[Recorded data]
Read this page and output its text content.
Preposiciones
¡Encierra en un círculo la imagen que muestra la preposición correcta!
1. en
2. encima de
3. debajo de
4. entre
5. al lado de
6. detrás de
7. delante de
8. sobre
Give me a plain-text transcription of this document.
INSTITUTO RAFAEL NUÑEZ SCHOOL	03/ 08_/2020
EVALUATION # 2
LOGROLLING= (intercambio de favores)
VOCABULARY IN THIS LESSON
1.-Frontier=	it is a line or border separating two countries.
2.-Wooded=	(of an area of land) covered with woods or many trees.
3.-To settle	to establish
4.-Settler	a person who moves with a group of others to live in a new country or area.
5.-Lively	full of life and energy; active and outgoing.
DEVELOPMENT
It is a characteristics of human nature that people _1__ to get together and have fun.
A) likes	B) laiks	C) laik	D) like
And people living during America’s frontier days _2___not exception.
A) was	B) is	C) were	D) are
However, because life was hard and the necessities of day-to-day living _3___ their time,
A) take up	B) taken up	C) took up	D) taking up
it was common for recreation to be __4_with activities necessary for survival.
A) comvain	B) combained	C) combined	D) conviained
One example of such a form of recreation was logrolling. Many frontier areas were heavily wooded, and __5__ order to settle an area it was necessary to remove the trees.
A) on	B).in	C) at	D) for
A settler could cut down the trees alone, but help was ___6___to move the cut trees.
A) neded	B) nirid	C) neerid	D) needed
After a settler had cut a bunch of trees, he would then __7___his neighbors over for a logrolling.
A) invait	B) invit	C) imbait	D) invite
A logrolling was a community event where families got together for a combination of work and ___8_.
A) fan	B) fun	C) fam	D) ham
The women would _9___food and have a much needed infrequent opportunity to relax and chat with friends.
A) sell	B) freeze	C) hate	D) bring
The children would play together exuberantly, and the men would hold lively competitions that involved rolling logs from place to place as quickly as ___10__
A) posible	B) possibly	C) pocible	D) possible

— Task to complete —
Above are the records. Identify each line that contains the word "area".

— Result for this task —
2.-Wooded=	(of an area of land) covered with woods or many trees.
4.-Settler	a person who moves with a group of others to live in a new country or area.
One example of such a form of recreation was logrolling. Many frontier areas were heavily wooded, and __5__ order to settle an area it was necessary to remove the trees.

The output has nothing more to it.